■ **Your goal**:
A verbatim copy of every entry is required.

(Data supplied Opens)

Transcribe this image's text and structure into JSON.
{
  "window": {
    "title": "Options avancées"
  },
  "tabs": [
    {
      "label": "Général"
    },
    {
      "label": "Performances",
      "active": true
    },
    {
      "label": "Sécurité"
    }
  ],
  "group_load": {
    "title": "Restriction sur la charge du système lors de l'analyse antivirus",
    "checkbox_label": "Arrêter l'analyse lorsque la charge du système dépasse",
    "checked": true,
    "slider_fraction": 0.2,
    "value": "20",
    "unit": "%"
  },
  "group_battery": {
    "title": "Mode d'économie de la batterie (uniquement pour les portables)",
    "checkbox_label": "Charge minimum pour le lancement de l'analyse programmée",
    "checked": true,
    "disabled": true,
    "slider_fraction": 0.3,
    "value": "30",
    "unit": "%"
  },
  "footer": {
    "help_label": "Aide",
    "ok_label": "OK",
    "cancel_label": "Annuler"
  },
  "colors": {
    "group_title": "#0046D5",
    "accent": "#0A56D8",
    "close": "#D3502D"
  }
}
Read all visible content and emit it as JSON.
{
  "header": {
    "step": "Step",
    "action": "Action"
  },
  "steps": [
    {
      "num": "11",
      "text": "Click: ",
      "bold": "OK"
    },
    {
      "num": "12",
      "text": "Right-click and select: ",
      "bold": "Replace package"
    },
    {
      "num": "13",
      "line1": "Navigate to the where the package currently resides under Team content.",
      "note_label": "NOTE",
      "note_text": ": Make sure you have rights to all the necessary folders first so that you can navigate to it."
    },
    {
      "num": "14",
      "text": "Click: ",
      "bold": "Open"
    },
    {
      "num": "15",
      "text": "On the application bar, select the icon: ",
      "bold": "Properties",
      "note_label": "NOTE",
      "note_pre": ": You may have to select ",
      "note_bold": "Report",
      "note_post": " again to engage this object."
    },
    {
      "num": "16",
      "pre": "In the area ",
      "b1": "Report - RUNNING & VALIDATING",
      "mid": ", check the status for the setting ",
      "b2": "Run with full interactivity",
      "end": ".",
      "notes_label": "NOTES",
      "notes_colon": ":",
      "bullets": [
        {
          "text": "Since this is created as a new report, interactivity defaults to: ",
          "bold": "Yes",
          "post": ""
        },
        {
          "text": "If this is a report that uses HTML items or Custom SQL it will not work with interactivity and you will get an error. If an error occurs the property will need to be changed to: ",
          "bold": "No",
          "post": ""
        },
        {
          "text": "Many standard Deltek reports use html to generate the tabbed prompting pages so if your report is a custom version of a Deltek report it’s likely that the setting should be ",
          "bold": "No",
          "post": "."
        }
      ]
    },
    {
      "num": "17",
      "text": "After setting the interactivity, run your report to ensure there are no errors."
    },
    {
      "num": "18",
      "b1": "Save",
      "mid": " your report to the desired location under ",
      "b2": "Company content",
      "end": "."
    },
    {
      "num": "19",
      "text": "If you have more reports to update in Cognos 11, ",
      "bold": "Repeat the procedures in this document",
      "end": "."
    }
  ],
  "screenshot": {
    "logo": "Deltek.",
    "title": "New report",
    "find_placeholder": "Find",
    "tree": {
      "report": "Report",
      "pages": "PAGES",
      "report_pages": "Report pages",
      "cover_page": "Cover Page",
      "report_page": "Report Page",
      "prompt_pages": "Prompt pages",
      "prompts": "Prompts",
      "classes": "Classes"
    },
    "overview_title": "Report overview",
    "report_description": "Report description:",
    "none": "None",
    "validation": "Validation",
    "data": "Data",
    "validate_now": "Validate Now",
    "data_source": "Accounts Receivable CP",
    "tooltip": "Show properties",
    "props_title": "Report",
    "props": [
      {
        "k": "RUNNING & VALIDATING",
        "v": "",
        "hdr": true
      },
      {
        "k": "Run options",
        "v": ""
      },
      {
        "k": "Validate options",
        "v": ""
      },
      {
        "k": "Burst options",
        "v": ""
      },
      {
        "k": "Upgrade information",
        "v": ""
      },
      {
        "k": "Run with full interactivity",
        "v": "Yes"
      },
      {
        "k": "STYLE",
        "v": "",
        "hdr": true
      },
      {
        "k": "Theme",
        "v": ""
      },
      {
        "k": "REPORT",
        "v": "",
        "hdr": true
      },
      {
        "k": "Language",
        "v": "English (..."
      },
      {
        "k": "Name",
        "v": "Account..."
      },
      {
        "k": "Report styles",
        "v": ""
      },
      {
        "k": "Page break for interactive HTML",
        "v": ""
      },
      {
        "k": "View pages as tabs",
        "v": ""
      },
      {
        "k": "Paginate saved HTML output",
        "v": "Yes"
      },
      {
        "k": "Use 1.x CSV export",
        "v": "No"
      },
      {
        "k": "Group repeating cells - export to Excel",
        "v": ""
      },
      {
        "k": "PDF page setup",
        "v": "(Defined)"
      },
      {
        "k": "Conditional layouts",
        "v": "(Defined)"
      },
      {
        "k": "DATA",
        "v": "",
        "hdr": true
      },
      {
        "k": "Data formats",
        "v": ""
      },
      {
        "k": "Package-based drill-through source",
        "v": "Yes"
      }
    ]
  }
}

(Data supplied Closes)

■ **Solution for this exercise**:
Transcribe this image's text and structure into JSON.
{
  "window": {
    "title": "Options avancées"
  },
  "tabs": [
    {
      "label": "Général"
    },
    {
      "label": "Performances",
      "active": true
    },
    {
      "label": "Sécurité"
    }
  ],
  "group_load": {
    "title": "Restriction sur la charge du système lors de l'analyse antivirus",
    "checkbox_label": "Arrêter l'analyse lorsque la charge du système dépasse",
    "checked": true,
    "slider_fraction": 0.2,
    "value": "20",
    "unit": "%"
  },
  "group_battery": {
    "title": "Mode d'économie de la batterie (uniquement pour les portables)",
    "checkbox_label": "Charge minimum pour le lancement de l'analyse programmée",
    "checked": true,
    "disabled": true,
    "slider_fraction": 0.3,
    "value": "30",
    "unit": "%"
  },
  "footer": {
    "help_label": "Aide",
    "ok_label": "OK",
    "cancel_label": "Annuler"
  },
  "colors": {
    "group_title": "#0046D5",
    "accent": "#0A56D8",
    "close": "#D3502D"
  }
}
Read all visible content and emit it as JSON.
{
  "header": {
    "step": "Step",
    "action": "Action"
  },
  "steps": [
    {
      "num": "11",
      "text": "Click: ",
      "bold": "OK"
    },
    {
      "num": "12",
      "text": "Right-click and select: ",
      "bold": "Replace package"
    },
    {
      "num": "13",
      "line1": "Navigate to the where the package currently resides under Team content.",
      "note_label": "NOTE",
      "note_text": ": Make sure you have rights to all the necessary folders first so that you can navigate to it."
    },
    {
      "num": "14",
      "text": "Click: ",
      "bold": "Open"
    },
    {
      "num": "15",
      "text": "On the application bar, select the icon: ",
      "bold": "Properties",
      "note_label": "NOTE",
      "note_pre": ": You may have to select ",
      "note_bold": "Report",
      "note_post": " again to engage this object."
    },
    {
      "num": "16",
      "pre": "In the area ",
      "b1": "Report - RUNNING & VALIDATING",
      "mid": ", check the status for the setting ",
      "b2": "Run with full interactivity",
      "end": ".",
      "notes_label": "NOTES",
      "notes_colon": ":",
      "bullets": [
        {
          "text": "Since this is created as a new report, interactivity defaults to: ",
          "bold": "Yes",
          "post": ""
        },
        {
          "text": "If this is a report that uses HTML items or Custom SQL it will not work with interactivity and you will get an error. If an error occurs the property will need to be changed to: ",
          "bold": "No",
          "post": ""
        },
        {
          "text": "Many standard Deltek reports use html to generate the tabbed prompting pages so if your report is a custom version of a Deltek report it’s likely that the setting should be ",
          "bold": "No",
          "post": "."
        }
      ]
    },
    {
      "num": "17",
      "text": "After setting the interactivity, run your report to ensure there are no errors."
    },
    {
      "num": "18",
      "b1": "Save",
      "mid": " your report to the desired location under ",
      "b2": "Company content",
      "end": "."
    },
    {
      "num": "19",
      "text": "If you have more reports to update in Cognos 11, ",
      "bold": "Repeat the procedures in this document",
      "end": "."
    }
  ],
  "screenshot": {
    "logo": "Deltek.",
    "title": "New report",
    "find_placeholder": "Find",
    "tree": {
      "report": "Report",
      "pages": "PAGES",
      "report_pages": "Report pages",
      "cover_page": "Cover Page",
      "report_page": "Report Page",
      "prompt_pages": "Prompt pages",
      "prompts": "Prompts",
      "classes": "Classes"
    },
    "overview_title": "Report overview",
    "report_description": "Report description:",
    "none": "None",
    "validation": "Validation",
    "data": "Data",
    "validate_now": "Validate Now",
    "data_source": "Accounts Receivable CP",
    "tooltip": "Show properties",
    "props_title": "Report",
    "props": [
      {
        "k": "RUNNING & VALIDATING",
        "v": "",
        "hdr": true
      },
      {
        "k": "Run options",
        "v": ""
      },
      {
        "k": "Validate options",
        "v": ""
      },
      {
        "k": "Burst options",
        "v": ""
      },
      {
        "k": "Upgrade information",
        "v": ""
      },
      {
        "k": "Run with full interactivity",
        "v": "Yes"
      },
      {
        "k": "STYLE",
        "v": "",
        "hdr": true
      },
      {
        "k": "Theme",
        "v": ""
      },
      {
        "k": "REPORT",
        "v": "",
        "hdr": true
      },
      {
        "k": "Language",
        "v": "English (..."
      },
      {
        "k": "Name",
        "v": "Account..."
      },
      {
        "k": "Report styles",
        "v": ""
      },
      {
        "k": "Page break for interactive HTML",
        "v": ""
      },
      {
        "k": "View pages as tabs",
        "v": ""
      },
      {
        "k": "Paginate saved HTML output",
        "v": "Yes"
      },
      {
        "k": "Use 1.x CSV export",
        "v": "No"
      },
      {
        "k": "Group repeating cells - export to Excel",
        "v": ""
      },
      {
        "k": "PDF page setup",
        "v": "(Defined)"
      },
      {
        "k": "Conditional layouts",
        "v": "(Defined)"
      },
      {
        "k": "DATA",
        "v": "",
        "hdr": true
      },
      {
        "k": "Data formats",
        "v": ""
      },
      {
        "k": "Package-based drill-through source",
        "v": "Yes"
      }
    ]
  }
}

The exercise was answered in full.